YOUR GOAL - Search the listing below for the string "міського" and copy every line where it occurs.

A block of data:
===============

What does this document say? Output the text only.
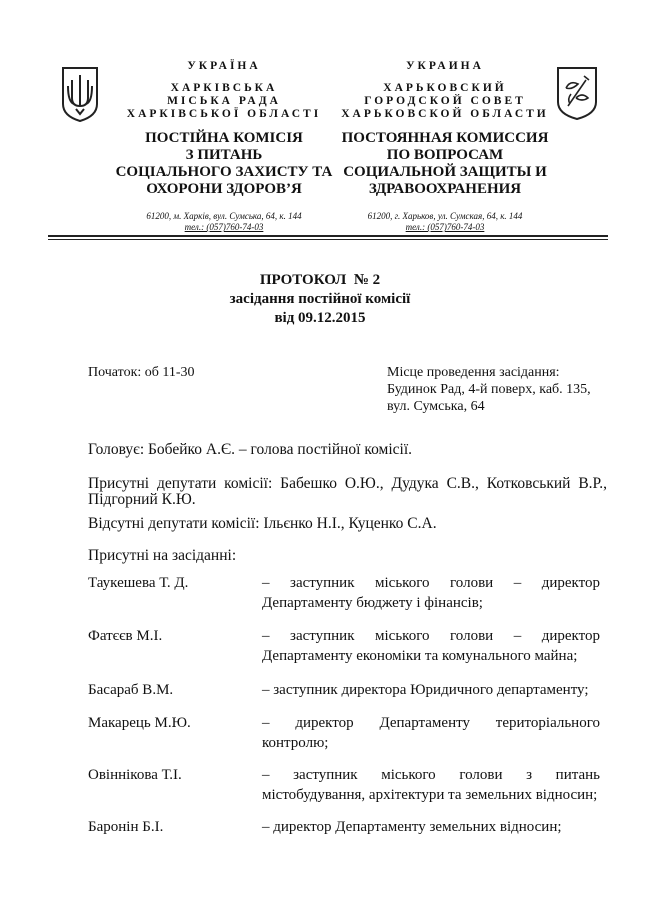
УКРАЇНА
ХАРКІВСЬКА
МІСЬКА РАДА
ХАРКІВСЬКОЇ ОБЛАСТІ
ПОСТІЙНА КОМІСІЯ
З ПИТАНЬ
СОЦІАЛЬНОГО ЗАХИСТУ ТА
ОХОРОНИ ЗДОРОВ’Я
61200, м. Харків, вул. Сумська, 64, к. 144
тел.: (057)760-74-03
УКРАИНА
ХАРЬКОВСКИЙ
ГОРОДСКОЙ СОВЕТ
ХАРЬКОВСКОЙ ОБЛАСТИ
ПОСТОЯННАЯ КОМИССИЯ
ПО ВОПРОСАМ
СОЦИАЛЬНОЙ ЗАЩИТЫ И
ЗДРАВООХРАНЕНИЯ
61200, г. Харьков, ул. Сумская, 64, к. 144
тел.: (057)760-74-03
ПРОТОКОЛ  № 2
засідання постійної комісії
від 09.12.2015
Початок: об 11-30	Місце проведення засідання:
Будинок Рад, 4-й поверх, каб. 135,
вул. Сумська, 64
Головує: Бобейко А.Є. – голова постійної комісії.
Присутні депутати комісії: Бабешко О.Ю., Дудука С.В., Котковський В.Р.,
Підгорний К.Ю.
Відсутні депутати комісії: Ільєнко Н.І., Куценко С.А.
Присутні на засіданні:
Таукешева Т. Д.	– заступник міського голови – директор
Департаменту бюджету і фінансів;
Фатєєв М.І.	– заступник міського голови – директор
Департаменту економіки та комунального майна;
Басараб В.М.	– заступник директора Юридичного департаменту;
Макарець М.Ю.	– директор Департаменту територіального
контролю;
Овіннікова Т.І.	– заступник міського голови з питань
містобудування, архітектури та земельних відносин;
Баронін Б.І.	– директор Департаменту земельних відносин;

===============

OUTPUT FOR THIS TASK -
Таукешева Т. Д.	– заступник міського голови – директор
Фатєєв М.І.	– заступник міського голови – директор
Овіннікова Т.І.	– заступник міського голови з питань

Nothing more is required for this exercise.